**SHORT PROBLEM A**
Please write out the passage of the Postgres chat post that begins at the words "Adam - The Developer" and stops after "didn't have to?".

**SOURCE DOCUMENT**
/---
Adam - The Developer

Posted on Mar 18

No Redis. No Kafka. Just Postgres. I Built Chat.

#webdev #programming #database #architecture

Everyone reaches for Redis and Kafka the moment they need real-time. What if you didn't have to?

I'm not anti-Redis. I'm not anti-Kafka. I'm anti-"add another distributed system because we're nervous." I've watched teams ship a broker cluster before they even had a throughput problem, then spend the next year learning the operational and failure semantics of that cluster while their database sat there, underused, doing a fraction of what it was capable of.

So I built a chat application that does the hard parts: multi-node real-time delivery, per-room ordering, presence, typing indicators, using Postgres as both the source of truth and the real-time message bus.

No brokers. No Redis. No RabbitMQ. No separate pub/sub service. Just Postgres, NestJS, and raw WebSockets.
\---
**SHORT PROBLEM B**
Find each line in the records below that contains the string "guide" and copy those lines out. Match upper and lower case exactly.

**RECORDED INFORMATION**
/---
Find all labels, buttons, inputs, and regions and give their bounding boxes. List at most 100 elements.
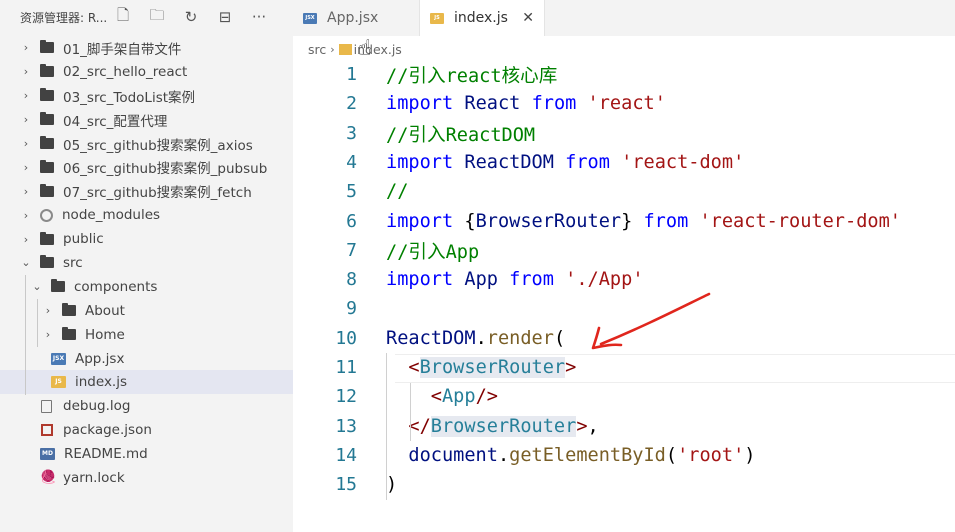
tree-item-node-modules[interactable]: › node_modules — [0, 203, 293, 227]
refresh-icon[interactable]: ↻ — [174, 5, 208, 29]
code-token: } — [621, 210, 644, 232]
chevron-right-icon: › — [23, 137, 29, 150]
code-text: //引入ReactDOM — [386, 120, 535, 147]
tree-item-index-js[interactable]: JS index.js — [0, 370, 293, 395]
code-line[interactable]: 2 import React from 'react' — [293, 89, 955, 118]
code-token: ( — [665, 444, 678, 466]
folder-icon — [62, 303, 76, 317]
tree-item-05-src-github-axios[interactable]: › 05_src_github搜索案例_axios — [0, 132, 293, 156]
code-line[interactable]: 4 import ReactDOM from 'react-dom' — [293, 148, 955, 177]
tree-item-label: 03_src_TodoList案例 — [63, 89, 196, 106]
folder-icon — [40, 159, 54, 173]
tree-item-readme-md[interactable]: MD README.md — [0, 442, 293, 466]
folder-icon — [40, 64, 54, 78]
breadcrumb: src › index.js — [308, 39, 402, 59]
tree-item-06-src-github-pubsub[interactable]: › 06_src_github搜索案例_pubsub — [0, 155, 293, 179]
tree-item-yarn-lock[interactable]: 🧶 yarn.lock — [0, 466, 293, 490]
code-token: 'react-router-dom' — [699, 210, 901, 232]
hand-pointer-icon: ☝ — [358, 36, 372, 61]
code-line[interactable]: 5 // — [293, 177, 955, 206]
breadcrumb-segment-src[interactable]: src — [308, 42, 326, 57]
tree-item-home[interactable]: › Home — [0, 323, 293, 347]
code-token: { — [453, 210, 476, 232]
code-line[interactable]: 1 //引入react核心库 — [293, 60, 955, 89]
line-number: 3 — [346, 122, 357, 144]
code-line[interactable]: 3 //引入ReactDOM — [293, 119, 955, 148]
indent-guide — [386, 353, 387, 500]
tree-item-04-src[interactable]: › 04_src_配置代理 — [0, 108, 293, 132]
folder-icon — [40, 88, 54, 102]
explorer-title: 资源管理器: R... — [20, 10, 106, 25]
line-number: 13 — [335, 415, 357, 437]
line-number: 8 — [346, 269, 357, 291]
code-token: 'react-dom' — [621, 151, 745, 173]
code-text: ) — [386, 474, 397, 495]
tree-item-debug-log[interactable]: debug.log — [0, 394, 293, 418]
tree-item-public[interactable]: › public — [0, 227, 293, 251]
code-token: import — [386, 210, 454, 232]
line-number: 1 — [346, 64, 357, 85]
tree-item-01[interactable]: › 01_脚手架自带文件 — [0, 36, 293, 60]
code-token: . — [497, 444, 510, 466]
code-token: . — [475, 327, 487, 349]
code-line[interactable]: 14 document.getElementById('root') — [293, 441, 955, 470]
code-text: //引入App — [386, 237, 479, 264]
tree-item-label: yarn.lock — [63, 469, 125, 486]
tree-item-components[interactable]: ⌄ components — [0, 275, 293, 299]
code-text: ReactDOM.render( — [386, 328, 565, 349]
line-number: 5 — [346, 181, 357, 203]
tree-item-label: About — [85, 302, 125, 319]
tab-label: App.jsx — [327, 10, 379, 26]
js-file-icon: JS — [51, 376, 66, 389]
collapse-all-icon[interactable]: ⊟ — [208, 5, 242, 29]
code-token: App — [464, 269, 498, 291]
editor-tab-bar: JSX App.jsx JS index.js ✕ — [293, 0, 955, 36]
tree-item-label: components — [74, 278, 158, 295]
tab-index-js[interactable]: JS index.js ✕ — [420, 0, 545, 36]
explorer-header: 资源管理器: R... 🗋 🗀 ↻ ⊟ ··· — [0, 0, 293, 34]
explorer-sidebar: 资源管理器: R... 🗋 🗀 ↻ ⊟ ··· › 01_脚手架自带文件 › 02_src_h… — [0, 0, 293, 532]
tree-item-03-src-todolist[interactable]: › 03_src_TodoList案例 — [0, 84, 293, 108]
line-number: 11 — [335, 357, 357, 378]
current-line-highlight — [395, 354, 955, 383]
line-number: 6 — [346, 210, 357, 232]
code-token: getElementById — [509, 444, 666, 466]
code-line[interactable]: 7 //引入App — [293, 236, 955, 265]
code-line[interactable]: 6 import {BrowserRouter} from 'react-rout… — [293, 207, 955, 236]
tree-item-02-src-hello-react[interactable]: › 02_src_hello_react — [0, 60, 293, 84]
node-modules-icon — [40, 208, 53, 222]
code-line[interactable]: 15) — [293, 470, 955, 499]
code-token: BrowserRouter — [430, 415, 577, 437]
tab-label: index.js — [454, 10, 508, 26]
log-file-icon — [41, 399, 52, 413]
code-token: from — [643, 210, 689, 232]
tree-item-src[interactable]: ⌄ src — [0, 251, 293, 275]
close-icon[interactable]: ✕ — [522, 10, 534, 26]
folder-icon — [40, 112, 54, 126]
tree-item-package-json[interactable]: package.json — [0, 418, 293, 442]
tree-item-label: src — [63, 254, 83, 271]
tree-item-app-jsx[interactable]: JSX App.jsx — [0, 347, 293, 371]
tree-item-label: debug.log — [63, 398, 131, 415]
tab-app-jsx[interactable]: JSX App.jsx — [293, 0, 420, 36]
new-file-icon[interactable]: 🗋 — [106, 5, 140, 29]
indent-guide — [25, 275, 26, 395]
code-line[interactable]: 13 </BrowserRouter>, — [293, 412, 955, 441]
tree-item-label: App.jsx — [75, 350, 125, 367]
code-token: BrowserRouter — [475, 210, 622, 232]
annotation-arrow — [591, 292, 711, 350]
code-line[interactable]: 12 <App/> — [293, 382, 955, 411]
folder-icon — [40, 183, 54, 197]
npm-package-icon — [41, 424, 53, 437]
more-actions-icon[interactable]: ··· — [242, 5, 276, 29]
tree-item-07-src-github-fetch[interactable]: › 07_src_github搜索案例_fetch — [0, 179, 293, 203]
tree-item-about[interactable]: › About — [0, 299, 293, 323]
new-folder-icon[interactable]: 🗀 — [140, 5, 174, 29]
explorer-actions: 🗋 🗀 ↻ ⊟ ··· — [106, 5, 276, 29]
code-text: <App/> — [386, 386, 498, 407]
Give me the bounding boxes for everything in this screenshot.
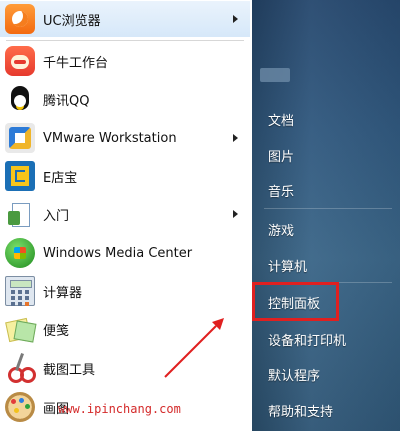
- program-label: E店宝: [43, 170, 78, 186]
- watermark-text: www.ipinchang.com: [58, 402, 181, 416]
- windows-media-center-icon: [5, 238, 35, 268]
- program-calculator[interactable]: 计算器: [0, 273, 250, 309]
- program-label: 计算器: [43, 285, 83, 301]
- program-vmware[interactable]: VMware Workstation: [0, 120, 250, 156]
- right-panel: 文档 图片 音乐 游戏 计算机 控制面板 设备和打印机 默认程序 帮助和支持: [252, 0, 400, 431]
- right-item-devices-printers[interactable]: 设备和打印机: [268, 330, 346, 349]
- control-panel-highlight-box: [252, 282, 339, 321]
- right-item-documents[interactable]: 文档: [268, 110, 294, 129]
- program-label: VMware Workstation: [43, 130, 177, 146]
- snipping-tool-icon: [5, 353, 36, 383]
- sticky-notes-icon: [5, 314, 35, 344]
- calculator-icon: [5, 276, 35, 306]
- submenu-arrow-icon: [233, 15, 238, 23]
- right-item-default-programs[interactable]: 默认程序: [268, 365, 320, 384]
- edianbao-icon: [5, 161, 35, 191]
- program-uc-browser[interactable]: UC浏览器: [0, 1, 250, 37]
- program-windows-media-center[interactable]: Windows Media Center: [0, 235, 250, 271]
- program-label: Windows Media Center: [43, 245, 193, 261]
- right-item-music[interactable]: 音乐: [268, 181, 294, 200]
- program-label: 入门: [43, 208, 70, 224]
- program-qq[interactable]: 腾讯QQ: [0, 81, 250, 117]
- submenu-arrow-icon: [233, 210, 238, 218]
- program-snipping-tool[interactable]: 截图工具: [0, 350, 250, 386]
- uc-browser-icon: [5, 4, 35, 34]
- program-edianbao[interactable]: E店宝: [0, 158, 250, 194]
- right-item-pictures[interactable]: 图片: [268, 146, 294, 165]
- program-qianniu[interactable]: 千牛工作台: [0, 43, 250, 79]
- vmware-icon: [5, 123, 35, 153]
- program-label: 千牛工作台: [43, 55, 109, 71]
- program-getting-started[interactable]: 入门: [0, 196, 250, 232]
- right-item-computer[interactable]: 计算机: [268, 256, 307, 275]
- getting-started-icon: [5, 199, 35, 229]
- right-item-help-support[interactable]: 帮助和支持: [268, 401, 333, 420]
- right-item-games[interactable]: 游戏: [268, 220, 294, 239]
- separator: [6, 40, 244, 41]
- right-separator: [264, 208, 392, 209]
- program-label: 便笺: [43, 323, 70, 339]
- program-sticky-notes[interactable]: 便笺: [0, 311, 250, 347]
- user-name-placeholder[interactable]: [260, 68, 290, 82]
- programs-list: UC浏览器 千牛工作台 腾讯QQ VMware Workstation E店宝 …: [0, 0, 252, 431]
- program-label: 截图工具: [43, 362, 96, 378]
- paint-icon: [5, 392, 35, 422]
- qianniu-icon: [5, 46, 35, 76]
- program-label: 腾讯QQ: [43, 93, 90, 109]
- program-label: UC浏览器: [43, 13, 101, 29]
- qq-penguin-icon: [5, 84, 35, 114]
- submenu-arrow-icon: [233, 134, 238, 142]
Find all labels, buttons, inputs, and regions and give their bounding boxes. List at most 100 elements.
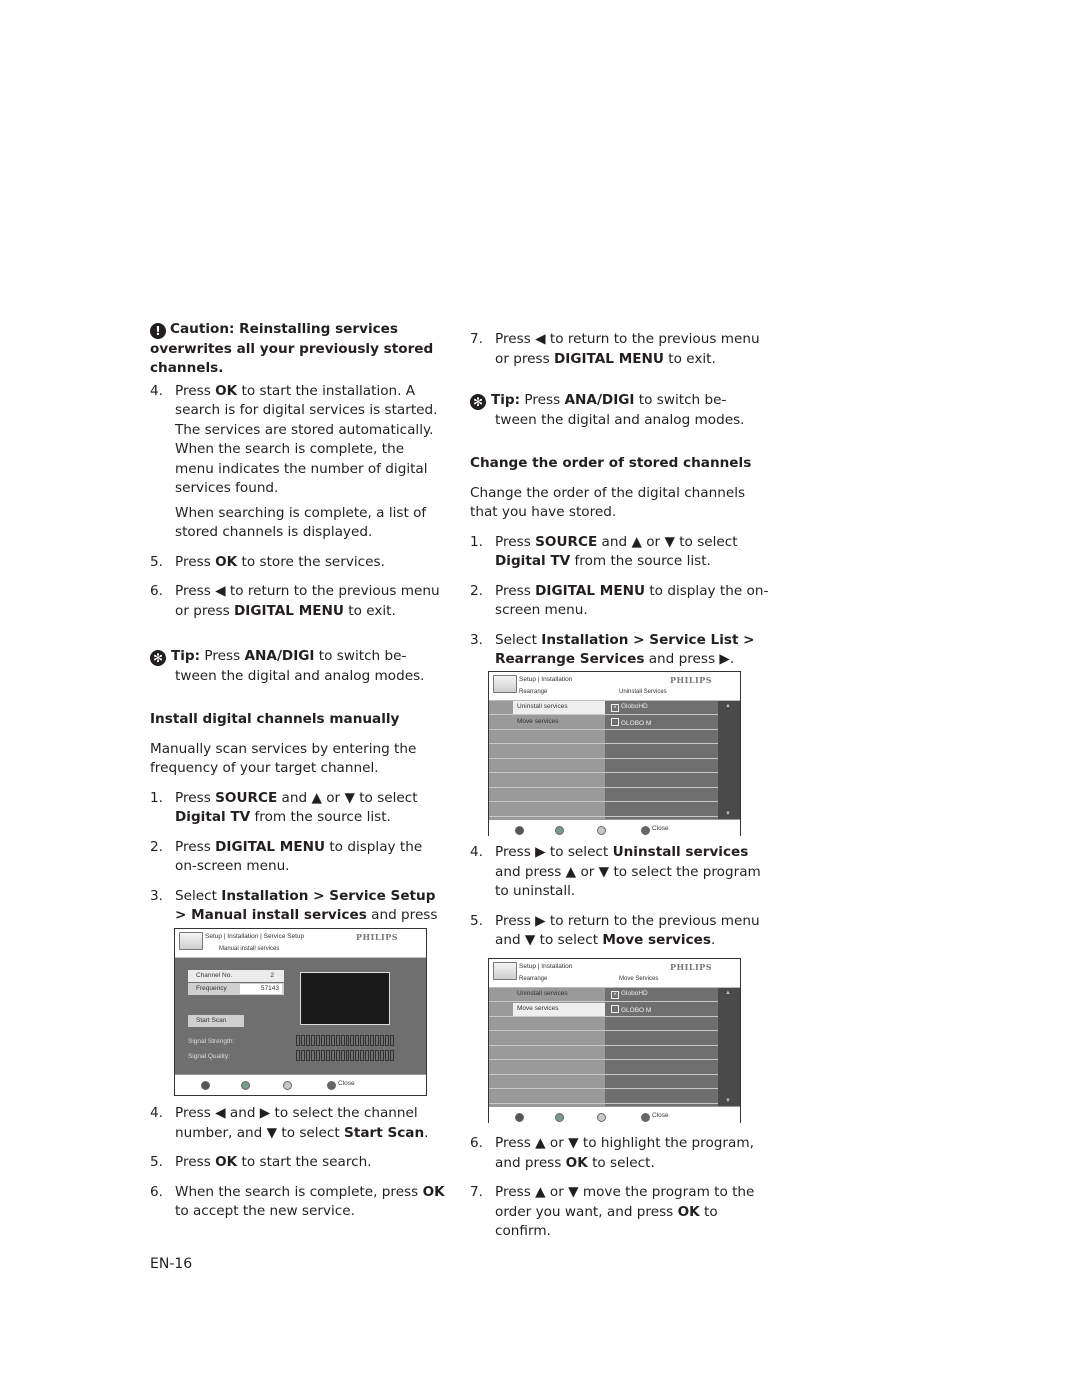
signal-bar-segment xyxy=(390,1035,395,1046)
\---
**TASK RESULT A**
Adam - The Developer

Posted on Mar 18

No Redis. No Kafka. Just Postgres. I Built Chat.

#webdev #programming #database #architecture

Everyone reaches for Redis and Kafka the moment they need real-time. What if you didn't have to?

**TASK RESULT B**
indent-guide — [386, 353, 387, 500]
indent-guide — [25, 275, 26, 395]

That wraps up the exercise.